- _What the exercise asks_:
Your task is to give the data again, exactly, with every line intact.

- _Task material_:
## Start

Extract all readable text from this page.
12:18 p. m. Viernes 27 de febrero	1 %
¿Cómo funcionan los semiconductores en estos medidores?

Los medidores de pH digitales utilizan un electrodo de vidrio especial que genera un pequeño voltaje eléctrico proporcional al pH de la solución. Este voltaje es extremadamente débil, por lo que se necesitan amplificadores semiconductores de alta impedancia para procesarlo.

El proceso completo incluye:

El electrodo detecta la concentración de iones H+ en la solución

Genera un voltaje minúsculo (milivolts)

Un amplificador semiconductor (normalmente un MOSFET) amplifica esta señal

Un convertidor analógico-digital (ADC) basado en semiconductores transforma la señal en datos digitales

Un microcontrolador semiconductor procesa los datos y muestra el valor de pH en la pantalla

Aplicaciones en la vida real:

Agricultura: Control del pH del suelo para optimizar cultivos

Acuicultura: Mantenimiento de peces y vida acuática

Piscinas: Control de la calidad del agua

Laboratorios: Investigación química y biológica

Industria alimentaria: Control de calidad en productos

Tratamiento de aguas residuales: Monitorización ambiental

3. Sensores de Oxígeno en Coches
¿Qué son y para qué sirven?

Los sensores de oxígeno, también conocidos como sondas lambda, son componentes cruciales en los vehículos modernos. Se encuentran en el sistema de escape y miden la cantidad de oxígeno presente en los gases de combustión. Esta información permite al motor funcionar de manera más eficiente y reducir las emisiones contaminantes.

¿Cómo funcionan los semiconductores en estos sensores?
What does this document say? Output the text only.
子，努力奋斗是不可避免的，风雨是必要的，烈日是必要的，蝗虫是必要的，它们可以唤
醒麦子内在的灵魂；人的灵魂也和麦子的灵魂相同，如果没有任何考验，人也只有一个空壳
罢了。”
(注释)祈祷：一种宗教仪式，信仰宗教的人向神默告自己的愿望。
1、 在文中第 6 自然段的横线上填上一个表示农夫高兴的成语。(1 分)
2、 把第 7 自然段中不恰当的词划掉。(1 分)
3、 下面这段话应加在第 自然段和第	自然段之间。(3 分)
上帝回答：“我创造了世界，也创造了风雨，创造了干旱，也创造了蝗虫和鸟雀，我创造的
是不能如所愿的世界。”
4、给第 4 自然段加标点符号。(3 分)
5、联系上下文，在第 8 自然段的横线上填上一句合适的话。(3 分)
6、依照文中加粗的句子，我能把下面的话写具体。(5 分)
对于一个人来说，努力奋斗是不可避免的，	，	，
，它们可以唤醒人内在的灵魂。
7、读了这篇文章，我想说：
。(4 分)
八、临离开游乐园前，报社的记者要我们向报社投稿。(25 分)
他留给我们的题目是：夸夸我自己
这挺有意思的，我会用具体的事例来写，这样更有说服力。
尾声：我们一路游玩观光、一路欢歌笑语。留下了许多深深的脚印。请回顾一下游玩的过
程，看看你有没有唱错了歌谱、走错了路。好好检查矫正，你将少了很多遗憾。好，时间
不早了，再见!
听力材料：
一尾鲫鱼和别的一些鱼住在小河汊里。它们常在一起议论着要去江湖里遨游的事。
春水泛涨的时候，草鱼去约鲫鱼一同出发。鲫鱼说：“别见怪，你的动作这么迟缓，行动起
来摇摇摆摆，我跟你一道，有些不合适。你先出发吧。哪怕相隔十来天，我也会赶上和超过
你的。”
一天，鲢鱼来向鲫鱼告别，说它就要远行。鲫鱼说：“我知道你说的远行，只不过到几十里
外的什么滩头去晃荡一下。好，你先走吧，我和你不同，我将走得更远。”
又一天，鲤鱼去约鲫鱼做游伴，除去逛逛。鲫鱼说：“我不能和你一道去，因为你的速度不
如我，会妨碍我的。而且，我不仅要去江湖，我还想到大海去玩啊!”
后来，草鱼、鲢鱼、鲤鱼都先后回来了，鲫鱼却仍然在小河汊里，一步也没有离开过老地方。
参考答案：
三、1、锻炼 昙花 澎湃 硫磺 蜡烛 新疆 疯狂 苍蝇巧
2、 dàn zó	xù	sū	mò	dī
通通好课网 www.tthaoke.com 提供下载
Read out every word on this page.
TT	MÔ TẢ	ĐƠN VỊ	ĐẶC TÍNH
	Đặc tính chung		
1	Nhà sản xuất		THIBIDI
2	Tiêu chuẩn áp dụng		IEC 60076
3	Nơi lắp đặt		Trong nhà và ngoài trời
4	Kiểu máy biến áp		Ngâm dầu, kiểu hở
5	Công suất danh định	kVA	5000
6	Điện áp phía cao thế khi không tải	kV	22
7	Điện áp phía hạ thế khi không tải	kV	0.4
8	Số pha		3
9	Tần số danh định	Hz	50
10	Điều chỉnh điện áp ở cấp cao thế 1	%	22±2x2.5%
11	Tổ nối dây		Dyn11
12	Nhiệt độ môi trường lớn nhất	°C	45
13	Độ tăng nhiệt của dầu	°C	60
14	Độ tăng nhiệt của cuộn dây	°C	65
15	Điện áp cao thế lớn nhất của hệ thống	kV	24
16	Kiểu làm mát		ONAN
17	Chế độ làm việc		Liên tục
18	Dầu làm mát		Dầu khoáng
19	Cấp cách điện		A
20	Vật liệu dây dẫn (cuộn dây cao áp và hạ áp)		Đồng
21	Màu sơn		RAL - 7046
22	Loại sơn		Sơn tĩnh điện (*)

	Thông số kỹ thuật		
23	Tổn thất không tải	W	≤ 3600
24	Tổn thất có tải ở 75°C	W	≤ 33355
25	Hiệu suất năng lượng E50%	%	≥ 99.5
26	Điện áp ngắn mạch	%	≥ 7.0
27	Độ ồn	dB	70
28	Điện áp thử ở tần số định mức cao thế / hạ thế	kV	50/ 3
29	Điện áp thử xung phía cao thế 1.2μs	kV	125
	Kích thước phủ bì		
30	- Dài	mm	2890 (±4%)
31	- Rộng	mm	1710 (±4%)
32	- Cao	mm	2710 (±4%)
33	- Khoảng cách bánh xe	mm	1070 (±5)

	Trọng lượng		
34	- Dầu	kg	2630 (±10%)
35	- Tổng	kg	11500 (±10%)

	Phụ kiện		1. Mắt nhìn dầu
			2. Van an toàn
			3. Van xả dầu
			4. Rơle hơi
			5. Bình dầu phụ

## End

- _Written answer_:
Extract all readable text from this page.
12:18 p. m. Viernes 27 de febrero	1 %
¿Cómo funcionan los semiconductores en estos medidores?

Los medidores de pH digitales utilizan un electrodo de vidrio especial que genera un pequeño voltaje eléctrico proporcional al pH de la solución. Este voltaje es extremadamente débil, por lo que se necesitan amplificadores semiconductores de alta impedancia para procesarlo.

El proceso completo incluye:

El electrodo detecta la concentración de iones H+ en la solución

Genera un voltaje minúsculo (milivolts)

Un amplificador semiconductor (normalmente un MOSFET) amplifica esta señal

Un convertidor analógico-digital (ADC) basado en semiconductores transforma la señal en datos digitales

Un microcontrolador semiconductor procesa los datos y muestra el valor de pH en la pantalla

Aplicaciones en la vida real:

Agricultura: Control del pH del suelo para optimizar cultivos

Acuicultura: Mantenimiento de peces y vida acuática

Piscinas: Control de la calidad del agua

Laboratorios: Investigación química y biológica

Industria alimentaria: Control de calidad en productos

Tratamiento de aguas residuales: Monitorización ambiental

3. Sensores de Oxígeno en Coches
¿Qué son y para qué sirven?

Los sensores de oxígeno, también conocidos como sondas lambda, son componentes cruciales en los vehículos modernos. Se encuentran en el sistema de escape y miden la cantidad de oxígeno presente en los gases de combustión. Esta información permite al motor funcionar de manera más eficiente y reducir las emisiones contaminantes.

¿Cómo funcionan los semiconductores en estos sensores?
What does this document say? Output the text only.
子，努力奋斗是不可避免的，风雨是必要的，烈日是必要的，蝗虫是必要的，它们可以唤
醒麦子内在的灵魂；人的灵魂也和麦子的灵魂相同，如果没有任何考验，人也只有一个空壳
罢了。”
(注释)祈祷：一种宗教仪式，信仰宗教的人向神默告自己的愿望。
1、 在文中第 6 自然段的横线上填上一个表示农夫高兴的成语。(1 分)
2、 把第 7 自然段中不恰当的词划掉。(1 分)
3、 下面这段话应加在第 自然段和第	自然段之间。(3 分)
上帝回答：“我创造了世界，也创造了风雨，创造了干旱，也创造了蝗虫和鸟雀，我创造的
是不能如所愿的世界。”
4、给第 4 自然段加标点符号。(3 分)
5、联系上下文，在第 8 自然段的横线上填上一句合适的话。(3 分)
6、依照文中加粗的句子，我能把下面的话写具体。(5 分)
对于一个人来说，努力奋斗是不可避免的，	，	，
，它们可以唤醒人内在的灵魂。
7、读了这篇文章，我想说：
。(4 分)
八、临离开游乐园前，报社的记者要我们向报社投稿。(25 分)
他留给我们的题目是：夸夸我自己
这挺有意思的，我会用具体的事例来写，这样更有说服力。
尾声：我们一路游玩观光、一路欢歌笑语。留下了许多深深的脚印。请回顾一下游玩的过
程，看看你有没有唱错了歌谱、走错了路。好好检查矫正，你将少了很多遗憾。好，时间
不早了，再见!
听力材料：
一尾鲫鱼和别的一些鱼住在小河汊里。它们常在一起议论着要去江湖里遨游的事。
春水泛涨的时候，草鱼去约鲫鱼一同出发。鲫鱼说：“别见怪，你的动作这么迟缓，行动起
来摇摇摆摆，我跟你一道，有些不合适。你先出发吧。哪怕相隔十来天，我也会赶上和超过
你的。”
一天，鲢鱼来向鲫鱼告别，说它就要远行。鲫鱼说：“我知道你说的远行，只不过到几十里
外的什么滩头去晃荡一下。好，你先走吧，我和你不同，我将走得更远。”
又一天，鲤鱼去约鲫鱼做游伴，除去逛逛。鲫鱼说：“我不能和你一道去，因为你的速度不
如我，会妨碍我的。而且，我不仅要去江湖，我还想到大海去玩啊!”
后来，草鱼、鲢鱼、鲤鱼都先后回来了，鲫鱼却仍然在小河汊里，一步也没有离开过老地方。
参考答案：
三、1、锻炼 昙花 澎湃 硫磺 蜡烛 新疆 疯狂 苍蝇巧
2、 dàn zó	xù	sū	mò	dī
通通好课网 www.tthaoke.com 提供下载
Read out every word on this page.
TT	MÔ TẢ	ĐƠN VỊ	ĐẶC TÍNH
	Đặc tính chung		
1	Nhà sản xuất		THIBIDI
2	Tiêu chuẩn áp dụng		IEC 60076
3	Nơi lắp đặt		Trong nhà và ngoài trời
4	Kiểu máy biến áp		Ngâm dầu, kiểu hở
5	Công suất danh định	kVA	5000
6	Điện áp phía cao thế khi không tải	kV	22
7	Điện áp phía hạ thế khi không tải	kV	0.4
8	Số pha		3
9	Tần số danh định	Hz	50
10	Điều chỉnh điện áp ở cấp cao thế 1	%	22±2x2.5%
11	Tổ nối dây		Dyn11
12	Nhiệt độ môi trường lớn nhất	°C	45
13	Độ tăng nhiệt của dầu	°C	60
14	Độ tăng nhiệt của cuộn dây	°C	65
15	Điện áp cao thế lớn nhất của hệ thống	kV	24
16	Kiểu làm mát		ONAN
17	Chế độ làm việc		Liên tục
18	Dầu làm mát		Dầu khoáng
19	Cấp cách điện		A
20	Vật liệu dây dẫn (cuộn dây cao áp và hạ áp)		Đồng
21	Màu sơn		RAL - 7046
22	Loại sơn		Sơn tĩnh điện (*)

	Thông số kỹ thuật		
23	Tổn thất không tải	W	≤ 3600
24	Tổn thất có tải ở 75°C	W	≤ 33355
25	Hiệu suất năng lượng E50%	%	≥ 99.5
26	Điện áp ngắn mạch	%	≥ 7.0
27	Độ ồn	dB	70
28	Điện áp thử ở tần số định mức cao thế / hạ thế	kV	50/ 3
29	Điện áp thử xung phía cao thế 1.2μs	kV	125
	Kích thước phủ bì		
30	- Dài	mm	2890 (±4%)
31	- Rộng	mm	1710 (±4%)
32	- Cao	mm	2710 (±4%)
33	- Khoảng cách bánh xe	mm	1070 (±5)

	Trọng lượng		
34	- Dầu	kg	2630 (±10%)
35	- Tổng	kg	11500 (±10%)

	Phụ kiện		1. Mắt nhìn dầu
			2. Van an toàn
			3. Van xả dầu
			4. Rơle hơi
			5. Bình dầu phụ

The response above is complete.